> **Aim**:
Identify all lines in the data containing the string "применяющих". Copy them out.

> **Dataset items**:
━━━━━━

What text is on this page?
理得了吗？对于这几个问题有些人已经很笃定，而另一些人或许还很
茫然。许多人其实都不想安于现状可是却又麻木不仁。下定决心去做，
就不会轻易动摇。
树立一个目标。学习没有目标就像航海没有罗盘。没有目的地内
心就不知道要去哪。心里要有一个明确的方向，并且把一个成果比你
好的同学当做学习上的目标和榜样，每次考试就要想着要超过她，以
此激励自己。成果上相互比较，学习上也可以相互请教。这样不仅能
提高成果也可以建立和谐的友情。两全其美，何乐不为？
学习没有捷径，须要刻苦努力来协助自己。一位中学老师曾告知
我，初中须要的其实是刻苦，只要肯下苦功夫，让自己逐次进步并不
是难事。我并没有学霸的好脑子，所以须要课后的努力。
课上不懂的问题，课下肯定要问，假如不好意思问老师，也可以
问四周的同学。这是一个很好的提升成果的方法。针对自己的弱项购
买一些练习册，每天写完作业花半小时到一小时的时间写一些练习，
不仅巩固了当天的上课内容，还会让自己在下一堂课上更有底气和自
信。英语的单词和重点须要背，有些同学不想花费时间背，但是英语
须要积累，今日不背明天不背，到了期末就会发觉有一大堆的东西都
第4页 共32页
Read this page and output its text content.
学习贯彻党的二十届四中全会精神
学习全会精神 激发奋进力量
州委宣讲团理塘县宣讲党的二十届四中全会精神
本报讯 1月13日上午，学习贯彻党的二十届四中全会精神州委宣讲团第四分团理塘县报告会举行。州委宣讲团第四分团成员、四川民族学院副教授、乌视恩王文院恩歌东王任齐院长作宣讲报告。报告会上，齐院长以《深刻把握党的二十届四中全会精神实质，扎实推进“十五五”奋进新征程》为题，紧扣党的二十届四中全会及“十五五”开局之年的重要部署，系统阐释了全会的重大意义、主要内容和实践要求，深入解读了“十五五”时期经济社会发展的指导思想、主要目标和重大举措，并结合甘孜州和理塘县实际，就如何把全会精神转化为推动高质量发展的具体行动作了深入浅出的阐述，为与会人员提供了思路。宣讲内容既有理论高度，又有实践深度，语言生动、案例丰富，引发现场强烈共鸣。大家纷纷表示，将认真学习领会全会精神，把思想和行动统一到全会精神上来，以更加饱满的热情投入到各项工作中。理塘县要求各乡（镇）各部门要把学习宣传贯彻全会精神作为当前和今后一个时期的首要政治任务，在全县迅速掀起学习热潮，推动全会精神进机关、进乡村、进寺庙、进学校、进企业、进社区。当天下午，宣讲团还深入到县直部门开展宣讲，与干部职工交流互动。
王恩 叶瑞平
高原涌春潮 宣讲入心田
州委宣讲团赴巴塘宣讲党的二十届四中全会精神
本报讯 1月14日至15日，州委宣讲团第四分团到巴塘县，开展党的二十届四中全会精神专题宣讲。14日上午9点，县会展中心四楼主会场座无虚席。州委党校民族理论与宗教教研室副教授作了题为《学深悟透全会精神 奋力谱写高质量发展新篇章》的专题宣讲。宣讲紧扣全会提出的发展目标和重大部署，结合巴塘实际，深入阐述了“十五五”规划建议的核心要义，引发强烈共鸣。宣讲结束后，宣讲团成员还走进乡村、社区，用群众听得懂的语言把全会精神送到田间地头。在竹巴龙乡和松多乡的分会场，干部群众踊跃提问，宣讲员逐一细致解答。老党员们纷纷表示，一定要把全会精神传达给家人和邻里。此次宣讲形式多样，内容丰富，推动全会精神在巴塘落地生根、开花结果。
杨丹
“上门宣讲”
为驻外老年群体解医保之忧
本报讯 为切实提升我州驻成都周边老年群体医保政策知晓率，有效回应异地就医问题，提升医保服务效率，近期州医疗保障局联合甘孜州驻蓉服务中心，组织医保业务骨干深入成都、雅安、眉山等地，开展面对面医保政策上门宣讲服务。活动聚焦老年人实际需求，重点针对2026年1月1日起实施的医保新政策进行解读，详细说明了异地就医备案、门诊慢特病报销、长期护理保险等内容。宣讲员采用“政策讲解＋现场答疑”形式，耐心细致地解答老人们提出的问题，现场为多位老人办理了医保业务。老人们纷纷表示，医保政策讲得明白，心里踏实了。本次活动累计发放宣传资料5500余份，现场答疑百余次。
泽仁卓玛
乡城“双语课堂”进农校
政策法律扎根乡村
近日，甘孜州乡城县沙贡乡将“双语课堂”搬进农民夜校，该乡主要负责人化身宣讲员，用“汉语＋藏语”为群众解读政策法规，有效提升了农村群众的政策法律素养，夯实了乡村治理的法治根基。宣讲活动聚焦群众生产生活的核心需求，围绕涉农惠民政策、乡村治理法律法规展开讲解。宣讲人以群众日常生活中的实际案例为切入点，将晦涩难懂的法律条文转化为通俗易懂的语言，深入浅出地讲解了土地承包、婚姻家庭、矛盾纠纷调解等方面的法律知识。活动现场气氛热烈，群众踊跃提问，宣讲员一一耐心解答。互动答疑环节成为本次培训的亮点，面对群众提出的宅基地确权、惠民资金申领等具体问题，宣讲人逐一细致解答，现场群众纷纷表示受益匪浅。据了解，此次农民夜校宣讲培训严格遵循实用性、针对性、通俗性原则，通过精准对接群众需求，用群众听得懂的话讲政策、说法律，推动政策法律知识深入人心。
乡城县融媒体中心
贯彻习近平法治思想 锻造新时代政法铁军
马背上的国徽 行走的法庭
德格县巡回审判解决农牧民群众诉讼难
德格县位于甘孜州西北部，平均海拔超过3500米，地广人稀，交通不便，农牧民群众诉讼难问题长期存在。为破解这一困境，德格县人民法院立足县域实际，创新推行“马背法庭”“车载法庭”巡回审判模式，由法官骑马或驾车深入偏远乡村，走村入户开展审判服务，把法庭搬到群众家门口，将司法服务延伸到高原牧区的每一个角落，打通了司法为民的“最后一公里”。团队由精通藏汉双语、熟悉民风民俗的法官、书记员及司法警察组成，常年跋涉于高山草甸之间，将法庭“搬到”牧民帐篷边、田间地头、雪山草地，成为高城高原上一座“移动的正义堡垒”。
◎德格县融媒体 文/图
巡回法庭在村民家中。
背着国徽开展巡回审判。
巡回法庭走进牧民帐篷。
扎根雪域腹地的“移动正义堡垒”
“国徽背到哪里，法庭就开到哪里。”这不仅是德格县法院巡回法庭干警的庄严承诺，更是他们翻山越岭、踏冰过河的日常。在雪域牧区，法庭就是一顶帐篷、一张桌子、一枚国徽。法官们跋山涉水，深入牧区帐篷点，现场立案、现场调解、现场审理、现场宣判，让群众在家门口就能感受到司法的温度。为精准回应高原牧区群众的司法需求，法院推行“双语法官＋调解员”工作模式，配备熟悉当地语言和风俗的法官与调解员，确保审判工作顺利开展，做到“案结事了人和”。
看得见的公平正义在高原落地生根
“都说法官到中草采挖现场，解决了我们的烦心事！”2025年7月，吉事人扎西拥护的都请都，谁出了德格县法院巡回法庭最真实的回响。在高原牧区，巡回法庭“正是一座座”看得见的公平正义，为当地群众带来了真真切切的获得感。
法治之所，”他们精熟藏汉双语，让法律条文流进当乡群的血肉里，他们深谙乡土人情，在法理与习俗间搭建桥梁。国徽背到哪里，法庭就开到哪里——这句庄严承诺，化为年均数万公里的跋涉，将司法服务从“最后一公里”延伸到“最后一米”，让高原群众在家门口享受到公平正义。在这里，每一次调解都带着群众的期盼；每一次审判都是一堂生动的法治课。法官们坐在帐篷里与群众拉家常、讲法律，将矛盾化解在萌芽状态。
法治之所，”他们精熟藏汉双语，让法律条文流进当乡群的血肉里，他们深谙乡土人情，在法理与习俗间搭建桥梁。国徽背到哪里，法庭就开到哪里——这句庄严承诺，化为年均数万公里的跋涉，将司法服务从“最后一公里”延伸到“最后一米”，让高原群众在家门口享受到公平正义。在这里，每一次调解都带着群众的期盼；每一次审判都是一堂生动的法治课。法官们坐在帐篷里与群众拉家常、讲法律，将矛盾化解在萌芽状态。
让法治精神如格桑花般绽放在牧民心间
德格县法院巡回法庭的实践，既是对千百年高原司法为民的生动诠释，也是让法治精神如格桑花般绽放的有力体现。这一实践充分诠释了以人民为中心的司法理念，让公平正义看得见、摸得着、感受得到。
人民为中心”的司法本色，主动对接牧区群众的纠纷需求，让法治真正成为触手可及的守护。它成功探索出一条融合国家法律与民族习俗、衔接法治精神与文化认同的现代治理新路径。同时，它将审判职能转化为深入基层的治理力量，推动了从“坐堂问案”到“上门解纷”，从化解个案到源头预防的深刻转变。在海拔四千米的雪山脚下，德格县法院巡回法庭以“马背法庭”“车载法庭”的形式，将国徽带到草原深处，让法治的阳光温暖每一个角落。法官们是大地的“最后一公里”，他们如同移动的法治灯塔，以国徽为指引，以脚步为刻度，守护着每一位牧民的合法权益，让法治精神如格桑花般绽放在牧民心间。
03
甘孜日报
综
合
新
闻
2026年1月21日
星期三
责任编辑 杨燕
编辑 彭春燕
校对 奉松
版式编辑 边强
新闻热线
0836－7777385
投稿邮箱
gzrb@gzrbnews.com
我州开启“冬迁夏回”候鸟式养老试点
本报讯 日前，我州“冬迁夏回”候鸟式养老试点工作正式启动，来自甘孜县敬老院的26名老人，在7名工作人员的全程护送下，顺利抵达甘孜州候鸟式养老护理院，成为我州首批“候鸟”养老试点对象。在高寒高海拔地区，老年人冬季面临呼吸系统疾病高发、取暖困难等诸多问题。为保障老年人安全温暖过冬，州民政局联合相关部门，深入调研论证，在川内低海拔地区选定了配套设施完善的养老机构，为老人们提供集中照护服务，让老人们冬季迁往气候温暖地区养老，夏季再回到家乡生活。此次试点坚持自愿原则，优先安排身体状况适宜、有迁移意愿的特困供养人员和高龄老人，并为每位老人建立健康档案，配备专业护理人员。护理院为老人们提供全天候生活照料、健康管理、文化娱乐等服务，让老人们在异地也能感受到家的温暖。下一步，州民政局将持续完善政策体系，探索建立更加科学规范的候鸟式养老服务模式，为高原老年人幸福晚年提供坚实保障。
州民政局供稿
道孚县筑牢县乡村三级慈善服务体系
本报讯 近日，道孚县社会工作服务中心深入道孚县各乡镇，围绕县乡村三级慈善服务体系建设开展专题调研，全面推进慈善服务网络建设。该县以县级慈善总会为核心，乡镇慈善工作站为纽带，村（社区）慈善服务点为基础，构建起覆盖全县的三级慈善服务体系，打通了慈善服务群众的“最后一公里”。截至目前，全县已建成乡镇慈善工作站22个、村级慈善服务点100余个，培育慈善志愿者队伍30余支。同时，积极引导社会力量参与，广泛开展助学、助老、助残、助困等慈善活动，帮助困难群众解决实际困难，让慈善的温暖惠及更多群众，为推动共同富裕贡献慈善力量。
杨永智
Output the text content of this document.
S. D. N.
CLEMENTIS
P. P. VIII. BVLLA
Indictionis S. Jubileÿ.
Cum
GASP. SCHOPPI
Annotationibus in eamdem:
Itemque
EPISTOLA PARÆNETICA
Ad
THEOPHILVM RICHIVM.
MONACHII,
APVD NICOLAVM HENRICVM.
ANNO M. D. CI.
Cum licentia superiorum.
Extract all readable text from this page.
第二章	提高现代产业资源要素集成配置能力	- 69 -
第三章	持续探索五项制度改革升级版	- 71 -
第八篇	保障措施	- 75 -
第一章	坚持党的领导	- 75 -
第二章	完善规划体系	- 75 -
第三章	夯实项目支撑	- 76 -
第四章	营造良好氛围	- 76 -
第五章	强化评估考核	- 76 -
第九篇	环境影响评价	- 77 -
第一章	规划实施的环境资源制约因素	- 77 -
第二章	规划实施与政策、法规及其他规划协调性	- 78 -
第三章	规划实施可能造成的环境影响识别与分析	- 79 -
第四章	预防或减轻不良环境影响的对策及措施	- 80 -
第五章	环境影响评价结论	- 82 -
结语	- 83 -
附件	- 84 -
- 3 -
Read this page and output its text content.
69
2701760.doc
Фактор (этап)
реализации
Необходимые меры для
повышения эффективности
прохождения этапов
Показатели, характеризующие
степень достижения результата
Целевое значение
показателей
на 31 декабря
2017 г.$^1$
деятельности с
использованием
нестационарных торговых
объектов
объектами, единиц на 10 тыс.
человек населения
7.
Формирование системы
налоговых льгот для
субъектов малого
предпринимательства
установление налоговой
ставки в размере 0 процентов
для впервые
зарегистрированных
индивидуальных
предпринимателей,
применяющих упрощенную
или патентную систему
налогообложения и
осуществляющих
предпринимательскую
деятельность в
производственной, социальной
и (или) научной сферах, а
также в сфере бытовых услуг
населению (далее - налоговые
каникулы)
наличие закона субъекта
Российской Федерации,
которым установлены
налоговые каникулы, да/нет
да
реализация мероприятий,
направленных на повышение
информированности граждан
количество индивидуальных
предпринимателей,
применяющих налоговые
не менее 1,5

━━━━━━

> **Answer in full**:
применяющих упрощенную
применяющих налоговые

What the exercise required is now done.